__SET EXERCISE A__. From the JMP forum post, quote the passage that begins at the words "I'm hoping someone" and ends after the words "estimates. (JMP Pro)".
__SET EXERCISE B__. According to the JMP forum post, what does Simulate require that bootstrapping does not?

__SUPPLIED TEXT__.
Simulate vs Bootstrap methods in JMP: which to use when and why

SDF1 · Sep 12, 2023 11:21 AM

Hi All,

I'm hoping someone from JMP might be able to provide an explanation as the the differences/similarities of the Simulate vs Bootstrap approaches when evaluating model estimates. (JMP Pro)

Some links to previous Discovery Summit presentations from Gotwalt and others can be found here, here, and here. One clear difference between the methods is that Simulate requires you to swap out a column formula with another column formula, whereas bootstrapping does not. I understand the concept of bootstrapping when recalculating the parameter estimates, but it's unclear to me why the fractional random weighted column needs to be swapped out when simulating the same data. See for example the first link above and corresponding presentation that explains this approach using an autovalidation setup (in this case they were working with DOE results).

__SUPPLIED MATERIAL__.
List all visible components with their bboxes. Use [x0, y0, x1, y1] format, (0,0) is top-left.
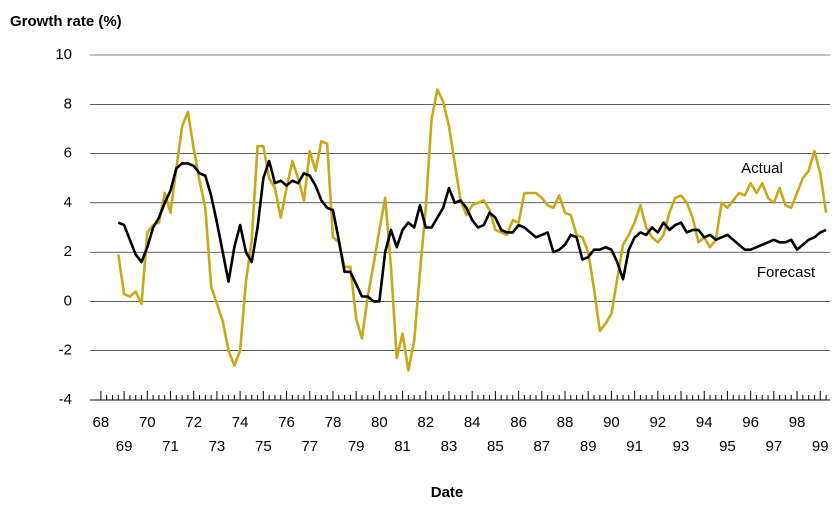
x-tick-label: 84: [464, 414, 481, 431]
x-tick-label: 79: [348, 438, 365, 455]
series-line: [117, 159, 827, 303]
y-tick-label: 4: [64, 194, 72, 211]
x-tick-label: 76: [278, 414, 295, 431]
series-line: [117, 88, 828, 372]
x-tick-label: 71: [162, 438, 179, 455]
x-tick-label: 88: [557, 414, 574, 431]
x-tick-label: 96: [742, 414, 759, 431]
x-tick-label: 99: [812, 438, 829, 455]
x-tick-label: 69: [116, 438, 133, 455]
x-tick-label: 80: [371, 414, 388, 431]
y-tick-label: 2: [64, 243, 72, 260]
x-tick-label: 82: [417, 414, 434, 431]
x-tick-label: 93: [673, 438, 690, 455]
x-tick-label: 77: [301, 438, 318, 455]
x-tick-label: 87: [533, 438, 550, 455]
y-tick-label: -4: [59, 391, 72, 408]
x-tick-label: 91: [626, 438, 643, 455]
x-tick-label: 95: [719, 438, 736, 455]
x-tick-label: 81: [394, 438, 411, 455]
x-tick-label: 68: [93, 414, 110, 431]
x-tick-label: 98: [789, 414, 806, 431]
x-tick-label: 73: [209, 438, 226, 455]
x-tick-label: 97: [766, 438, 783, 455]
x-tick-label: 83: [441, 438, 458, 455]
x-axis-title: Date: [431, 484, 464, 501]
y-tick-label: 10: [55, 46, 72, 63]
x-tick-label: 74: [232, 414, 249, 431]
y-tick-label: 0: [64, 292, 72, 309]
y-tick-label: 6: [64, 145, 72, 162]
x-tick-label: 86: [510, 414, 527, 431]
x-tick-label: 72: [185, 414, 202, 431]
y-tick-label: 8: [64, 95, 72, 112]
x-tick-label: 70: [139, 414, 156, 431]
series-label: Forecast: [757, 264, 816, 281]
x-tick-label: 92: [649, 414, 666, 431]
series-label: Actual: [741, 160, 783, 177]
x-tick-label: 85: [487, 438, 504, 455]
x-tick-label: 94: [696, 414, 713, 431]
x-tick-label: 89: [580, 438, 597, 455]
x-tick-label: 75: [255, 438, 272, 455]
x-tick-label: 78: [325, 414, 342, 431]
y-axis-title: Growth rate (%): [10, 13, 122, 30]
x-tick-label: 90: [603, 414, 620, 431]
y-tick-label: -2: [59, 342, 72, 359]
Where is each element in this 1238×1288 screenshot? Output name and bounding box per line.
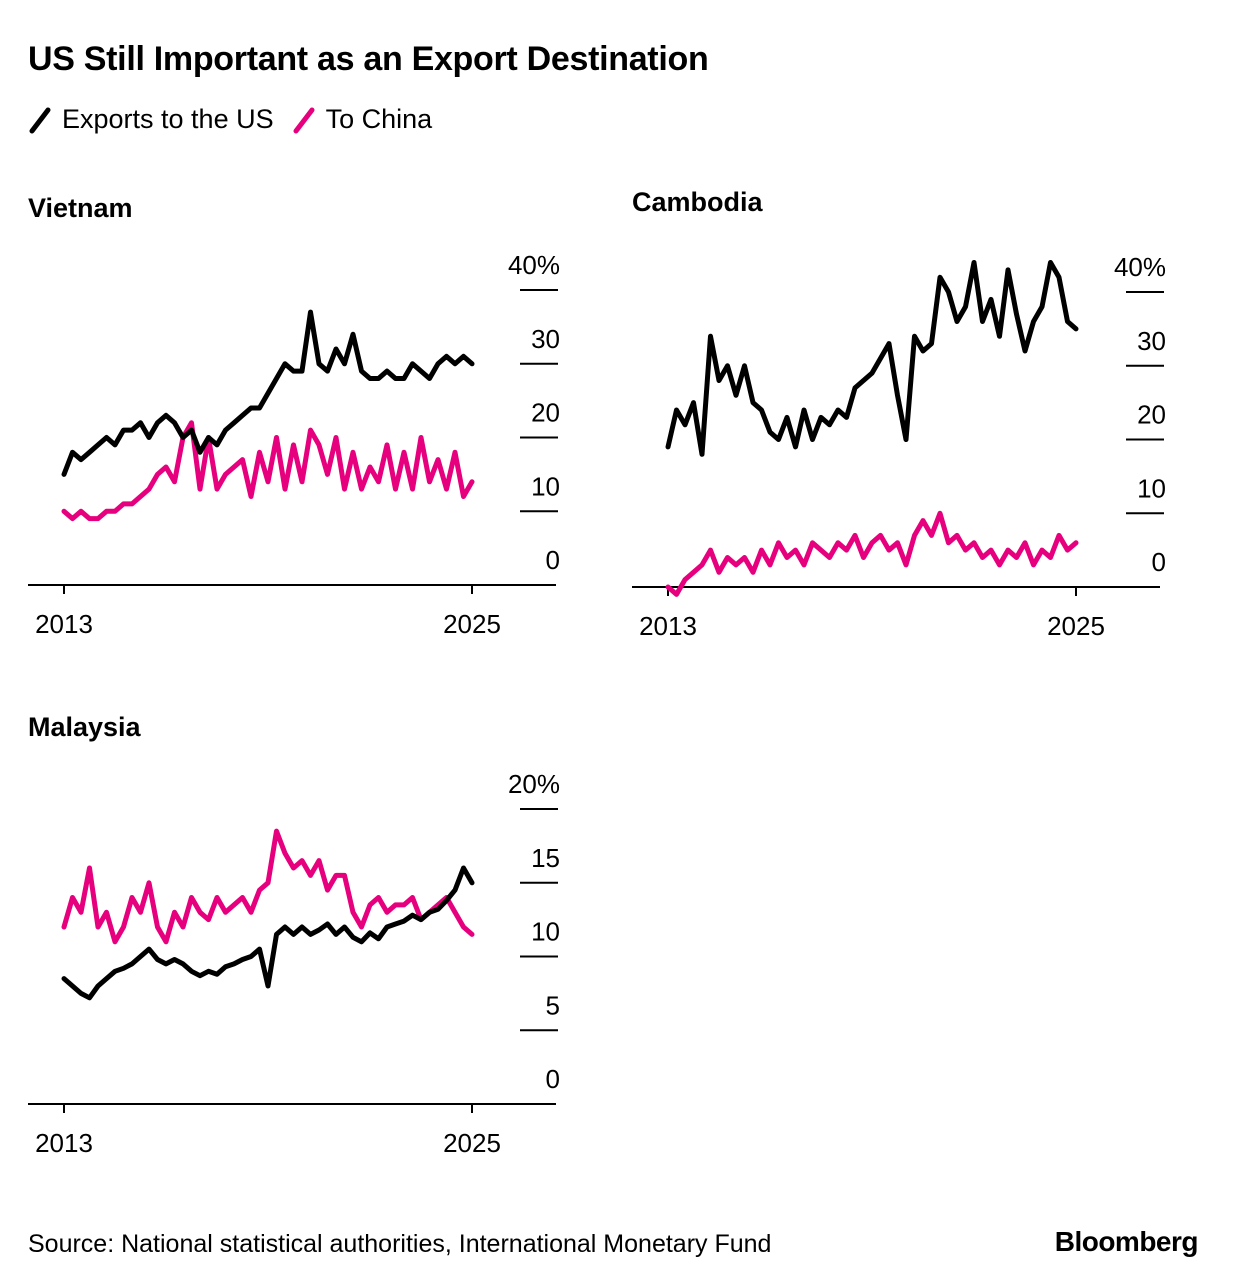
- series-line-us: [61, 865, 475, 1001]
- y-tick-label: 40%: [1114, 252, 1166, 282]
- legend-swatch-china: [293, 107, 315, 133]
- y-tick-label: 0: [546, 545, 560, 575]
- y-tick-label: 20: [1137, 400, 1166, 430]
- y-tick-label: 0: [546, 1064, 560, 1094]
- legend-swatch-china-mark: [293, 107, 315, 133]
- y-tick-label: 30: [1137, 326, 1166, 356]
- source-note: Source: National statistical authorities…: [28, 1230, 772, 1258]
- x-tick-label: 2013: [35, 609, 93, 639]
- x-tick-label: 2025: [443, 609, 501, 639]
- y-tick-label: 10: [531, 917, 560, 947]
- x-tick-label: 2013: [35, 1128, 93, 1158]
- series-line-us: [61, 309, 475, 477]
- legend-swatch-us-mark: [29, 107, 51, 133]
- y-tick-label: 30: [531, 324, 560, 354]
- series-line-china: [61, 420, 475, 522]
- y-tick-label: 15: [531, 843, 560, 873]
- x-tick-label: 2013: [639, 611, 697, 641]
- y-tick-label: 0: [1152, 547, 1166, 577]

__FINAL RESULT A__.
I'm hoping someone from JMP might be able to provide an explanation as the the differences/similarities of the Simulate vs Bootstrap approaches when evaluating model estimates. (JMP Pro)

__FINAL RESULT B__. Simulate requires swapping out a column formula with another column formula.